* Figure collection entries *
·····

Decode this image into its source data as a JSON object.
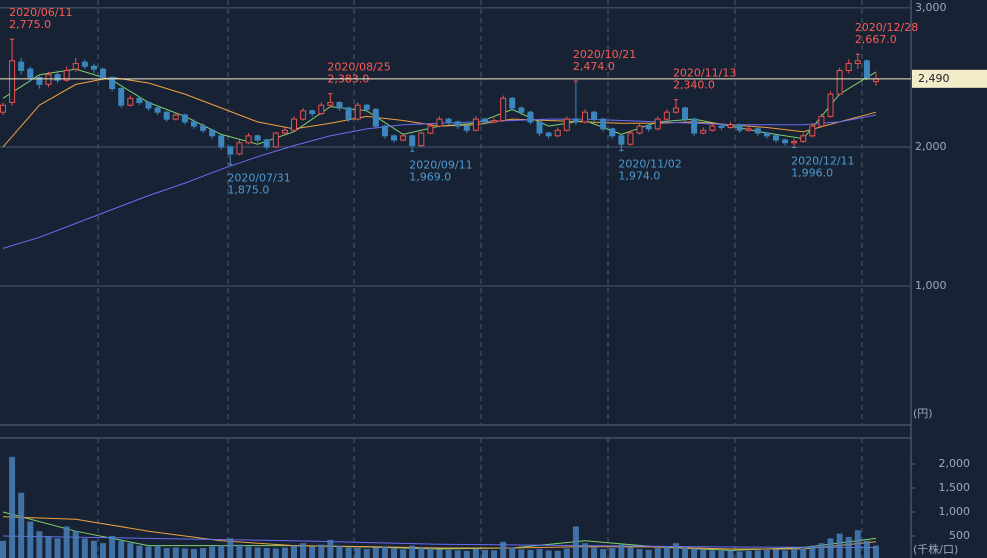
{
  "chart_data": {
    "type": "candlestick",
    "candles": [
      [
        2250,
        2320,
        2230,
        2300
      ],
      [
        2320,
        2775,
        2300,
        2620
      ],
      [
        2610,
        2640,
        2520,
        2550
      ],
      [
        2560,
        2580,
        2470,
        2500
      ],
      [
        2500,
        2520,
        2420,
        2450
      ],
      [
        2450,
        2540,
        2430,
        2520
      ],
      [
        2520,
        2550,
        2460,
        2480
      ],
      [
        2480,
        2580,
        2470,
        2550
      ],
      [
        2560,
        2640,
        2540,
        2600
      ],
      [
        2610,
        2630,
        2560,
        2580
      ],
      [
        2580,
        2600,
        2530,
        2560
      ],
      [
        2560,
        2570,
        2480,
        2500
      ],
      [
        2500,
        2510,
        2400,
        2420
      ],
      [
        2420,
        2430,
        2280,
        2300
      ],
      [
        2300,
        2370,
        2290,
        2350
      ],
      [
        2350,
        2360,
        2300,
        2320
      ],
      [
        2320,
        2330,
        2260,
        2280
      ],
      [
        2280,
        2300,
        2230,
        2250
      ],
      [
        2250,
        2260,
        2180,
        2200
      ],
      [
        2200,
        2250,
        2190,
        2230
      ],
      [
        2230,
        2240,
        2160,
        2180
      ],
      [
        2180,
        2200,
        2130,
        2150
      ],
      [
        2150,
        2170,
        2100,
        2120
      ],
      [
        2120,
        2130,
        2060,
        2080
      ],
      [
        2080,
        2090,
        1980,
        2000
      ],
      [
        2000,
        2010,
        1875,
        1950
      ],
      [
        1950,
        2050,
        1940,
        2030
      ],
      [
        2030,
        2100,
        2020,
        2080
      ],
      [
        2080,
        2090,
        2030,
        2050
      ],
      [
        2050,
        2060,
        1980,
        2000
      ],
      [
        2000,
        2110,
        1990,
        2100
      ],
      [
        2100,
        2140,
        2090,
        2120
      ],
      [
        2120,
        2220,
        2110,
        2200
      ],
      [
        2200,
        2280,
        2190,
        2260
      ],
      [
        2260,
        2270,
        2220,
        2240
      ],
      [
        2240,
        2320,
        2230,
        2300
      ],
      [
        2300,
        2383,
        2290,
        2320
      ],
      [
        2320,
        2330,
        2260,
        2280
      ],
      [
        2280,
        2290,
        2180,
        2200
      ],
      [
        2200,
        2320,
        2190,
        2300
      ],
      [
        2300,
        2310,
        2250,
        2270
      ],
      [
        2270,
        2280,
        2130,
        2150
      ],
      [
        2150,
        2160,
        2060,
        2080
      ],
      [
        2080,
        2090,
        2030,
        2050
      ],
      [
        2050,
        2100,
        2040,
        2080
      ],
      [
        2080,
        2090,
        1969,
        2010
      ],
      [
        2010,
        2110,
        2000,
        2100
      ],
      [
        2100,
        2170,
        2090,
        2150
      ],
      [
        2150,
        2220,
        2140,
        2200
      ],
      [
        2200,
        2210,
        2160,
        2180
      ],
      [
        2180,
        2190,
        2130,
        2150
      ],
      [
        2150,
        2160,
        2100,
        2120
      ],
      [
        2120,
        2220,
        2110,
        2200
      ],
      [
        2200,
        2210,
        2160,
        2180
      ],
      [
        2180,
        2210,
        2170,
        2190
      ],
      [
        2190,
        2370,
        2180,
        2350
      ],
      [
        2350,
        2360,
        2260,
        2280
      ],
      [
        2280,
        2290,
        2230,
        2250
      ],
      [
        2250,
        2260,
        2160,
        2180
      ],
      [
        2180,
        2190,
        2080,
        2100
      ],
      [
        2100,
        2110,
        2060,
        2080
      ],
      [
        2080,
        2140,
        2070,
        2120
      ],
      [
        2120,
        2220,
        2110,
        2200
      ],
      [
        2200,
        2474,
        2160,
        2180
      ],
      [
        2180,
        2270,
        2170,
        2250
      ],
      [
        2250,
        2260,
        2180,
        2200
      ],
      [
        2200,
        2210,
        2110,
        2130
      ],
      [
        2130,
        2140,
        2060,
        2080
      ],
      [
        2080,
        2090,
        1974,
        2020
      ],
      [
        2020,
        2120,
        2010,
        2100
      ],
      [
        2100,
        2170,
        2090,
        2150
      ],
      [
        2150,
        2160,
        2110,
        2130
      ],
      [
        2130,
        2220,
        2120,
        2200
      ],
      [
        2200,
        2270,
        2190,
        2250
      ],
      [
        2250,
        2340,
        2240,
        2280
      ],
      [
        2280,
        2290,
        2180,
        2200
      ],
      [
        2200,
        2210,
        2080,
        2100
      ],
      [
        2100,
        2140,
        2090,
        2120
      ],
      [
        2120,
        2170,
        2110,
        2150
      ],
      [
        2150,
        2160,
        2120,
        2140
      ],
      [
        2140,
        2180,
        2130,
        2160
      ],
      [
        2160,
        2170,
        2100,
        2120
      ],
      [
        2120,
        2150,
        2110,
        2130
      ],
      [
        2130,
        2140,
        2080,
        2100
      ],
      [
        2100,
        2110,
        2060,
        2080
      ],
      [
        2080,
        2090,
        2030,
        2050
      ],
      [
        2050,
        2060,
        2010,
        2030
      ],
      [
        2030,
        2060,
        1996,
        2040
      ],
      [
        2040,
        2100,
        2030,
        2080
      ],
      [
        2080,
        2170,
        2070,
        2150
      ],
      [
        2150,
        2240,
        2140,
        2220
      ],
      [
        2220,
        2400,
        2210,
        2380
      ],
      [
        2380,
        2570,
        2370,
        2550
      ],
      [
        2550,
        2630,
        2530,
        2600
      ],
      [
        2600,
        2667,
        2560,
        2620
      ],
      [
        2620,
        2630,
        2480,
        2500
      ],
      [
        2470,
        2530,
        2440,
        2490
      ]
    ],
    "up_color": "#e8524f",
    "down_color": "#3d86bd",
    "ylim": [
      0,
      3057
    ],
    "yticks": [
      {
        "value": 1000,
        "label": "1,000"
      },
      {
        "value": 2000,
        "label": "2,000"
      },
      {
        "value": 3000,
        "label": "3,000"
      }
    ],
    "y_unit": "(円)",
    "moving_averages": [
      {
        "color": "#7fd36b",
        "x": [
          0,
          4,
          8,
          12,
          16,
          20,
          24,
          28,
          32,
          36,
          40,
          44,
          48,
          52,
          56,
          60,
          64,
          68,
          72,
          76,
          80,
          84,
          88,
          92,
          96
        ],
        "values": [
          2350,
          2520,
          2560,
          2480,
          2320,
          2220,
          2090,
          2020,
          2110,
          2290,
          2260,
          2090,
          2150,
          2170,
          2270,
          2150,
          2190,
          2090,
          2180,
          2200,
          2150,
          2100,
          2060,
          2380,
          2540
        ]
      },
      {
        "color": "#f0a040",
        "x": [
          0,
          4,
          8,
          12,
          16,
          20,
          24,
          28,
          32,
          36,
          40,
          44,
          48,
          52,
          56,
          60,
          64,
          68,
          72,
          76,
          80,
          84,
          88,
          92,
          96
        ],
        "values": [
          2000,
          2300,
          2450,
          2500,
          2460,
          2380,
          2280,
          2180,
          2130,
          2170,
          2220,
          2190,
          2150,
          2160,
          2200,
          2190,
          2180,
          2170,
          2170,
          2180,
          2160,
          2140,
          2110,
          2180,
          2250
        ]
      },
      {
        "color": "#6a6cf0",
        "x": [
          0,
          4,
          8,
          12,
          16,
          20,
          24,
          28,
          32,
          36,
          40,
          44,
          48,
          52,
          56,
          60,
          64,
          68,
          72,
          76,
          80,
          84,
          88,
          92,
          96
        ],
        "values": [
          1270,
          1350,
          1450,
          1550,
          1650,
          1740,
          1840,
          1930,
          2010,
          2080,
          2130,
          2160,
          2170,
          2180,
          2190,
          2200,
          2200,
          2190,
          2180,
          2170,
          2160,
          2160,
          2160,
          2180,
          2230
        ]
      }
    ],
    "annotations": [
      {
        "date": "2020/06/11",
        "value": 2775,
        "value_label": "2,775.0",
        "index": 1,
        "kind": "high"
      },
      {
        "date": "2020/07/31",
        "value": 1875,
        "value_label": "1,875.0",
        "index": 25,
        "kind": "low"
      },
      {
        "date": "2020/08/25",
        "value": 2383,
        "value_label": "2,383.0",
        "index": 36,
        "kind": "high"
      },
      {
        "date": "2020/09/11",
        "value": 1969,
        "value_label": "1,969.0",
        "index": 45,
        "kind": "low"
      },
      {
        "date": "2020/10/21",
        "value": 2474,
        "value_label": "2,474.0",
        "index": 63,
        "kind": "high"
      },
      {
        "date": "2020/11/02",
        "value": 1974,
        "value_label": "1,974.0",
        "index": 68,
        "kind": "low"
      },
      {
        "date": "2020/11/13",
        "value": 2340,
        "value_label": "2,340.0",
        "index": 74,
        "kind": "high"
      },
      {
        "date": "2020/12/11",
        "value": 1996,
        "value_label": "1,996.0",
        "index": 87,
        "kind": "low"
      },
      {
        "date": "2020/12/28",
        "value": 2667,
        "value_label": "2,667.0",
        "index": 94,
        "kind": "high"
      }
    ],
    "last_price": {
      "value": 2490,
      "label": "2,490"
    },
    "volume": {
      "values": [
        400,
        2150,
        1400,
        800,
        600,
        500,
        450,
        700,
        600,
        450,
        400,
        350,
        500,
        400,
        350,
        300,
        280,
        300,
        250,
        260,
        240,
        230,
        250,
        280,
        300,
        450,
        320,
        280,
        260,
        250,
        240,
        260,
        300,
        350,
        280,
        320,
        420,
        300,
        260,
        250,
        230,
        260,
        280,
        240,
        220,
        300,
        260,
        240,
        220,
        210,
        200,
        190,
        230,
        210,
        200,
        380,
        260,
        220,
        210,
        230,
        200,
        190,
        240,
        700,
        350,
        260,
        230,
        250,
        320,
        260,
        230,
        210,
        250,
        280,
        350,
        260,
        240,
        210,
        200,
        190,
        200,
        180,
        190,
        200,
        210,
        220,
        200,
        230,
        240,
        300,
        350,
        450,
        550,
        480,
        620,
        400,
        300
      ],
      "color": "#4a7fb8",
      "ylim": [
        0,
        2500
      ],
      "yticks": [
        500,
        {
          "value": 1000,
          "label": "1,000"
        },
        {
          "value": 1500,
          "label": "1,500"
        },
        {
          "value": 2000,
          "label": "2,000"
        }
      ],
      "y_unit": "(千株/口)",
      "moving_averages": [
        {
          "color": "#7fd36b",
          "x": [
            0,
            8,
            16,
            24,
            32,
            40,
            48,
            56,
            64,
            72,
            80,
            88,
            96
          ],
          "values": [
            1000,
            600,
            300,
            300,
            300,
            270,
            230,
            250,
            400,
            270,
            200,
            260,
            450
          ]
        },
        {
          "color": "#f0a040",
          "x": [
            0,
            8,
            16,
            24,
            32,
            40,
            48,
            56,
            64,
            72,
            80,
            88,
            96
          ],
          "values": [
            900,
            850,
            600,
            400,
            300,
            280,
            250,
            250,
            280,
            270,
            230,
            230,
            380
          ]
        },
        {
          "color": "#6a6cf0",
          "x": [
            0,
            16,
            32,
            48,
            64,
            80,
            96
          ],
          "values": [
            500,
            450,
            400,
            330,
            300,
            270,
            260
          ]
        }
      ]
    }
  }
}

·····

* Requirements *
Select the lines from the entries that include the word "date".

* Response *
        "date": "2020/06/11",
        "date": "2020/07/31",
        "date": "2020/08/25",
        "date": "2020/09/11",
        "date": "2020/10/21",
        "date": "2020/11/02",
        "date": "2020/11/13",
        "date": "2020/12/11",
        "date": "2020/12/28",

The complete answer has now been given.